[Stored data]

****

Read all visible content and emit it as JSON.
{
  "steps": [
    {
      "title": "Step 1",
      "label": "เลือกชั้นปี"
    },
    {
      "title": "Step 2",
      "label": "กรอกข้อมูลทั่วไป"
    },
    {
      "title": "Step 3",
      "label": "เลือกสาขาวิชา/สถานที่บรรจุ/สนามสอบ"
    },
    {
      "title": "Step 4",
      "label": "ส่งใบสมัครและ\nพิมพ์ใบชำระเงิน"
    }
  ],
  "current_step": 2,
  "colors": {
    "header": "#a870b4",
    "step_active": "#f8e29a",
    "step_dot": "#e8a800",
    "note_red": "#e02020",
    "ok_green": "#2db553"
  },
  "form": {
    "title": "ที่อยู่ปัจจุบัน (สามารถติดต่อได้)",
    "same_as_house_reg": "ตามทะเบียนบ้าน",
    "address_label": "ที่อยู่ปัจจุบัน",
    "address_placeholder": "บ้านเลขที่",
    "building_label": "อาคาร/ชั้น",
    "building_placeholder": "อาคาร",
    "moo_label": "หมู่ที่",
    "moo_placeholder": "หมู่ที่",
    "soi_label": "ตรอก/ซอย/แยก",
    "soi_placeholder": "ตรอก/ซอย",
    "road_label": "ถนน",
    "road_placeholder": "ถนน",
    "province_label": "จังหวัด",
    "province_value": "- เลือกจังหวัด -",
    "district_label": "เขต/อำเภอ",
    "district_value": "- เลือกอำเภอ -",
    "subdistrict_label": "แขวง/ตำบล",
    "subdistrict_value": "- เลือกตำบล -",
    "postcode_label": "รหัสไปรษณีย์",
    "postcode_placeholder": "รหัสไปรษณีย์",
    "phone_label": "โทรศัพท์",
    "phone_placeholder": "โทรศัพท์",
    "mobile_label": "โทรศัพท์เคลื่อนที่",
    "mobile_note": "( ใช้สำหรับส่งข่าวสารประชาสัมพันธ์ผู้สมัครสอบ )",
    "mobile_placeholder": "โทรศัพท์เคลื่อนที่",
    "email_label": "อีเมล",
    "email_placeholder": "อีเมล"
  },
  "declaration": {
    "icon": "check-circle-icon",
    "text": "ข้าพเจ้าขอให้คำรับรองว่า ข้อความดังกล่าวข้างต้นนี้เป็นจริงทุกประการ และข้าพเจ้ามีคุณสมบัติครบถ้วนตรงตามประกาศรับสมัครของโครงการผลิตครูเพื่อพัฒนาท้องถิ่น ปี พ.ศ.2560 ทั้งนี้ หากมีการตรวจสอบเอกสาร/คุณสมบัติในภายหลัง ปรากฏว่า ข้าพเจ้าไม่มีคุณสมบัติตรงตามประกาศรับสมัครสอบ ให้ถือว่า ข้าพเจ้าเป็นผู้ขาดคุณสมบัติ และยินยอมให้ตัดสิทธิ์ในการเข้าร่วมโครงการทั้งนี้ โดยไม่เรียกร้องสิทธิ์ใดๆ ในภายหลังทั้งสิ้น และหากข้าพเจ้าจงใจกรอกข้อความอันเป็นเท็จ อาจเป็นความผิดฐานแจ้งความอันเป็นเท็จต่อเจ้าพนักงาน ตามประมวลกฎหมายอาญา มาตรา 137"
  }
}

****

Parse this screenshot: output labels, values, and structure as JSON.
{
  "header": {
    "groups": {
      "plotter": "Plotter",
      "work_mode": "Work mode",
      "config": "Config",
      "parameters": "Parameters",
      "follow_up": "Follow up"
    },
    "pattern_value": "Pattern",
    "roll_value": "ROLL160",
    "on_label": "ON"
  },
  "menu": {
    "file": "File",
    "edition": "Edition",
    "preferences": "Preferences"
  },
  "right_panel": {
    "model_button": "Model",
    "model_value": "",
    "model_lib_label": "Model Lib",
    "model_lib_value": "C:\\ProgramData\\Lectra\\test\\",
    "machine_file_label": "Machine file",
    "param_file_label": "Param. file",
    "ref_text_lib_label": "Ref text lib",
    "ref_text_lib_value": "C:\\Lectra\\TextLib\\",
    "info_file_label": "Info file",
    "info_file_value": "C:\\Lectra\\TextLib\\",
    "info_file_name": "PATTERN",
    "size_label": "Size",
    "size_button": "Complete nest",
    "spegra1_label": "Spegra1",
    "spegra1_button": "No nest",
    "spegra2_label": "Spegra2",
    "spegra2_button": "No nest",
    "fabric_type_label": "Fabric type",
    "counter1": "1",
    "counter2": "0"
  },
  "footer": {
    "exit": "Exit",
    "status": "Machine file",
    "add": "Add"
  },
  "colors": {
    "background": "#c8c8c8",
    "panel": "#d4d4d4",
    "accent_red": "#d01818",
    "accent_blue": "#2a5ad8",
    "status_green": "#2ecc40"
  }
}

****

Written problem: Find the string "ตรอก" in the records, then copy each line where it occurs.

Written solution:
    "soi_label": "ตรอก/ซอย/แยก",
    "soi_placeholder": "ตรอก/ซอย",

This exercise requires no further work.